### Prompt
Please return the full listing below without altering anything.

Excerpt from a dataset
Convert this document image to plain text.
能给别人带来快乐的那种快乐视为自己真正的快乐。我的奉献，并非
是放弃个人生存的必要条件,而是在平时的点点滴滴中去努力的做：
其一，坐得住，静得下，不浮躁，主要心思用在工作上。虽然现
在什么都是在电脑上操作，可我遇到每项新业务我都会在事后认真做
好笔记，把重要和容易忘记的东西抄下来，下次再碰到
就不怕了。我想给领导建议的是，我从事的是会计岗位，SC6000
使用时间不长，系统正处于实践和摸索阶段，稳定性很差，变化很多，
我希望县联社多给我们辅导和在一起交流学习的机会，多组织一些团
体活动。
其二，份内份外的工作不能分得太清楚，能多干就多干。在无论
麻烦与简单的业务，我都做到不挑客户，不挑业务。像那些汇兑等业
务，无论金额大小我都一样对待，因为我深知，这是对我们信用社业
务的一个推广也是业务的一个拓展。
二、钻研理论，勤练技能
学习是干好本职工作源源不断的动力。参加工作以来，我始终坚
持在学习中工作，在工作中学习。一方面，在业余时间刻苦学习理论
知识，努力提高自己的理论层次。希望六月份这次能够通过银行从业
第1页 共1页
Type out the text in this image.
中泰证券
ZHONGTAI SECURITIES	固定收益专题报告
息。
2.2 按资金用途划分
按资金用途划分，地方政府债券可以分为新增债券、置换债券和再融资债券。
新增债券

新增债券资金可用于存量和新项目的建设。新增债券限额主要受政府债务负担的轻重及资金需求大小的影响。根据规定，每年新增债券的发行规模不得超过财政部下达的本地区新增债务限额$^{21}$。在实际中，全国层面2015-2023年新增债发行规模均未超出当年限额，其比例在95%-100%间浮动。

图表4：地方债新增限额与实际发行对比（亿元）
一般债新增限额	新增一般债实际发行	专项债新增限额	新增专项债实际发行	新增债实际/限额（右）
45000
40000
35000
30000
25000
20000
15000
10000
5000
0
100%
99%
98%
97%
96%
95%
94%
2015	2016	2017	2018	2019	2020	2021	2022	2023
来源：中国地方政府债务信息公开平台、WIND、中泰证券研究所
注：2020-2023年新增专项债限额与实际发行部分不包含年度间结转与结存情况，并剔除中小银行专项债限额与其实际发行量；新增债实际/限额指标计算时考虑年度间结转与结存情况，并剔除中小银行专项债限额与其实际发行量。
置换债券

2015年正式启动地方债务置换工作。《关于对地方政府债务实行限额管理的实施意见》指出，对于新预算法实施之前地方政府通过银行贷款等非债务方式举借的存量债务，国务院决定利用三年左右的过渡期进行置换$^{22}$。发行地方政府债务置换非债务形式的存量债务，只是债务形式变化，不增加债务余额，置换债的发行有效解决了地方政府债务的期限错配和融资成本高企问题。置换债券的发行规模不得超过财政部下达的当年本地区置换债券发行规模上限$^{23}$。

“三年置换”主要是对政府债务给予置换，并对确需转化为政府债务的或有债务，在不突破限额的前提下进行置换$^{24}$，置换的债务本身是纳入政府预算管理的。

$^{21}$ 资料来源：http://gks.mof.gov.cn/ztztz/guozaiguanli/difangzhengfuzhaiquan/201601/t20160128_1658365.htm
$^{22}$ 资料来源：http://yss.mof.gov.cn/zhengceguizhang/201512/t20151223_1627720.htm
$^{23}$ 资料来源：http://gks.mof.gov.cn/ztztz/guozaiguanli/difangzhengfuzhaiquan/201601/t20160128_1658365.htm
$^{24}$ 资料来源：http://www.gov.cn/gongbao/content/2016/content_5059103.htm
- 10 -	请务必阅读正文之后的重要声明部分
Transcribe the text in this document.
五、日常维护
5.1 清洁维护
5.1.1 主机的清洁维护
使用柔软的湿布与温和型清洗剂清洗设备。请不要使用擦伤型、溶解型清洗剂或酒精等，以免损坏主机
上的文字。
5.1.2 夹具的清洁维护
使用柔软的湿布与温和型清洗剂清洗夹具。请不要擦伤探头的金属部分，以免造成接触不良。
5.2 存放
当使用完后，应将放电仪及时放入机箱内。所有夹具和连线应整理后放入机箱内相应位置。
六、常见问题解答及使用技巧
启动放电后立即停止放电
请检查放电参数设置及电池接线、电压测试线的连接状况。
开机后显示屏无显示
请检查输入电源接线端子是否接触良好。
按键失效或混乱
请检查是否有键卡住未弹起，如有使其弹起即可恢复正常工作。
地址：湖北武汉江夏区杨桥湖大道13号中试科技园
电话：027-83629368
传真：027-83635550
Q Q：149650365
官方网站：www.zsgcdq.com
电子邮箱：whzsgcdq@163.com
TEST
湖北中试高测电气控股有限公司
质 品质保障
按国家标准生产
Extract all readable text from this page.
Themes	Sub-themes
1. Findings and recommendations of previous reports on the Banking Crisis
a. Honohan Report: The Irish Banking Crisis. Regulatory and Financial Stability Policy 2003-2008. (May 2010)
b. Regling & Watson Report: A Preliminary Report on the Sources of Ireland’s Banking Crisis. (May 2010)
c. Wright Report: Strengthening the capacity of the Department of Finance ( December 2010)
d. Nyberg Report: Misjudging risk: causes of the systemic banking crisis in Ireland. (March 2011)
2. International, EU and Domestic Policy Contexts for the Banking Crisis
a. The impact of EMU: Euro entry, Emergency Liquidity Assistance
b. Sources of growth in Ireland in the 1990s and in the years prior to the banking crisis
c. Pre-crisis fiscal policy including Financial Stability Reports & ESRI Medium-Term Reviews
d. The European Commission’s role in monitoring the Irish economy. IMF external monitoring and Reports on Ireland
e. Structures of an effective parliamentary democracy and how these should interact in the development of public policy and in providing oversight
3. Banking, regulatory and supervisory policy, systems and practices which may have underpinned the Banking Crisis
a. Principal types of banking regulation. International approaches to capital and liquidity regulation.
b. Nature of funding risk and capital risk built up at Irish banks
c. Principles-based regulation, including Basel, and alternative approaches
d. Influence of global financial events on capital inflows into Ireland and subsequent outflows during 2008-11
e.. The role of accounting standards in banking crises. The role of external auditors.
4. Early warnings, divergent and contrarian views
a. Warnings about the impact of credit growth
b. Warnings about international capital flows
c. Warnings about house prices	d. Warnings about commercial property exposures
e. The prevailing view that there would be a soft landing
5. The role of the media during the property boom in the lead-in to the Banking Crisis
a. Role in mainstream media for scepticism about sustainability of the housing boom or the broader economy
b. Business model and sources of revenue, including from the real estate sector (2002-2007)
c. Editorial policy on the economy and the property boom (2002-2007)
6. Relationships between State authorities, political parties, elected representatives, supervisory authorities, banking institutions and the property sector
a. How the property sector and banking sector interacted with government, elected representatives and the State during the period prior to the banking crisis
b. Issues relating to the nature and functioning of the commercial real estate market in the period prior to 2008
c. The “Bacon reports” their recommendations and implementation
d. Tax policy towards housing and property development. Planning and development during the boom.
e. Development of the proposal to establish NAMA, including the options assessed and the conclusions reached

### Solution
Convert this document image to plain text.
能给别人带来快乐的那种快乐视为自己真正的快乐。我的奉献，并非
是放弃个人生存的必要条件,而是在平时的点点滴滴中去努力的做：
其一，坐得住，静得下，不浮躁，主要心思用在工作上。虽然现
在什么都是在电脑上操作，可我遇到每项新业务我都会在事后认真做
好笔记，把重要和容易忘记的东西抄下来，下次再碰到
就不怕了。我想给领导建议的是，我从事的是会计岗位，SC6000
使用时间不长，系统正处于实践和摸索阶段，稳定性很差，变化很多，
我希望县联社多给我们辅导和在一起交流学习的机会，多组织一些团
体活动。
其二，份内份外的工作不能分得太清楚，能多干就多干。在无论
麻烦与简单的业务，我都做到不挑客户，不挑业务。像那些汇兑等业
务，无论金额大小我都一样对待，因为我深知，这是对我们信用社业
务的一个推广也是业务的一个拓展。
二、钻研理论，勤练技能
学习是干好本职工作源源不断的动力。参加工作以来，我始终坚
持在学习中工作，在工作中学习。一方面，在业余时间刻苦学习理论
知识，努力提高自己的理论层次。希望六月份这次能够通过银行从业
第1页 共1页
Type out the text in this image.
中泰证券
ZHONGTAI SECURITIES	固定收益专题报告
息。
2.2 按资金用途划分
按资金用途划分，地方政府债券可以分为新增债券、置换债券和再融资债券。
新增债券

新增债券资金可用于存量和新项目的建设。新增债券限额主要受政府债务负担的轻重及资金需求大小的影响。根据规定，每年新增债券的发行规模不得超过财政部下达的本地区新增债务限额$^{21}$。在实际中，全国层面2015-2023年新增债发行规模均未超出当年限额，其比例在95%-100%间浮动。

图表4：地方债新增限额与实际发行对比（亿元）
一般债新增限额	新增一般债实际发行	专项债新增限额	新增专项债实际发行	新增债实际/限额（右）
45000
40000
35000
30000
25000
20000
15000
10000
5000
0
100%
99%
98%
97%
96%
95%
94%
2015	2016	2017	2018	2019	2020	2021	2022	2023
来源：中国地方政府债务信息公开平台、WIND、中泰证券研究所
注：2020-2023年新增专项债限额与实际发行部分不包含年度间结转与结存情况，并剔除中小银行专项债限额与其实际发行量；新增债实际/限额指标计算时考虑年度间结转与结存情况，并剔除中小银行专项债限额与其实际发行量。
置换债券

2015年正式启动地方债务置换工作。《关于对地方政府债务实行限额管理的实施意见》指出，对于新预算法实施之前地方政府通过银行贷款等非债务方式举借的存量债务，国务院决定利用三年左右的过渡期进行置换$^{22}$。发行地方政府债务置换非债务形式的存量债务，只是债务形式变化，不增加债务余额，置换债的发行有效解决了地方政府债务的期限错配和融资成本高企问题。置换债券的发行规模不得超过财政部下达的当年本地区置换债券发行规模上限$^{23}$。

“三年置换”主要是对政府债务给予置换，并对确需转化为政府债务的或有债务，在不突破限额的前提下进行置换$^{24}$，置换的债务本身是纳入政府预算管理的。

$^{21}$ 资料来源：http://gks.mof.gov.cn/ztztz/guozaiguanli/difangzhengfuzhaiquan/201601/t20160128_1658365.htm
$^{22}$ 资料来源：http://yss.mof.gov.cn/zhengceguizhang/201512/t20151223_1627720.htm
$^{23}$ 资料来源：http://gks.mof.gov.cn/ztztz/guozaiguanli/difangzhengfuzhaiquan/201601/t20160128_1658365.htm
$^{24}$ 资料来源：http://www.gov.cn/gongbao/content/2016/content_5059103.htm
- 10 -	请务必阅读正文之后的重要声明部分
Transcribe the text in this document.
五、日常维护
5.1 清洁维护
5.1.1 主机的清洁维护
使用柔软的湿布与温和型清洗剂清洗设备。请不要使用擦伤型、溶解型清洗剂或酒精等，以免损坏主机
上的文字。
5.1.2 夹具的清洁维护
使用柔软的湿布与温和型清洗剂清洗夹具。请不要擦伤探头的金属部分，以免造成接触不良。
5.2 存放
当使用完后，应将放电仪及时放入机箱内。所有夹具和连线应整理后放入机箱内相应位置。
六、常见问题解答及使用技巧
启动放电后立即停止放电
请检查放电参数设置及电池接线、电压测试线的连接状况。
开机后显示屏无显示
请检查输入电源接线端子是否接触良好。
按键失效或混乱
请检查是否有键卡住未弹起，如有使其弹起即可恢复正常工作。
地址：湖北武汉江夏区杨桥湖大道13号中试科技园
电话：027-83629368
传真：027-83635550
Q Q：149650365
官方网站：www.zsgcdq.com
电子邮箱：whzsgcdq@163.com
TEST
湖北中试高测电气控股有限公司
质 品质保障
按国家标准生产
Extract all readable text from this page.
Themes	Sub-themes
1. Findings and recommendations of previous reports on the Banking Crisis
a. Honohan Report: The Irish Banking Crisis. Regulatory and Financial Stability Policy 2003-2008. (May 2010)
b. Regling & Watson Report: A Preliminary Report on the Sources of Ireland’s Banking Crisis. (May 2010)
c. Wright Report: Strengthening the capacity of the Department of Finance ( December 2010)
d. Nyberg Report: Misjudging risk: causes of the systemic banking crisis in Ireland. (March 2011)
2. International, EU and Domestic Policy Contexts for the Banking Crisis
a. The impact of EMU: Euro entry, Emergency Liquidity Assistance
b. Sources of growth in Ireland in the 1990s and in the years prior to the banking crisis
c. Pre-crisis fiscal policy including Financial Stability Reports & ESRI Medium-Term Reviews
d. The European Commission’s role in monitoring the Irish economy. IMF external monitoring and Reports on Ireland
e. Structures of an effective parliamentary democracy and how these should interact in the development of public policy and in providing oversight
3. Banking, regulatory and supervisory policy, systems and practices which may have underpinned the Banking Crisis
a. Principal types of banking regulation. International approaches to capital and liquidity regulation.
b. Nature of funding risk and capital risk built up at Irish banks
c. Principles-based regulation, including Basel, and alternative approaches
d. Influence of global financial events on capital inflows into Ireland and subsequent outflows during 2008-11
e.. The role of accounting standards in banking crises. The role of external auditors.
4. Early warnings, divergent and contrarian views
a. Warnings about the impact of credit growth
b. Warnings about international capital flows
c. Warnings about house prices	d. Warnings about commercial property exposures
e. The prevailing view that there would be a soft landing
5. The role of the media during the property boom in the lead-in to the Banking Crisis
a. Role in mainstream media for scepticism about sustainability of the housing boom or the broader economy
b. Business model and sources of revenue, including from the real estate sector (2002-2007)
c. Editorial policy on the economy and the property boom (2002-2007)
6. Relationships between State authorities, political parties, elected representatives, supervisory authorities, banking institutions and the property sector
a. How the property sector and banking sector interacted with government, elected representatives and the State during the period prior to the banking crisis
b. Issues relating to the nature and functioning of the commercial real estate market in the period prior to 2008
c. The “Bacon reports” their recommendations and implementation
d. Tax policy towards housing and property development. Planning and development during the boom.
e. Development of the proposal to establish NAMA, including the options assessed and the conclusions reached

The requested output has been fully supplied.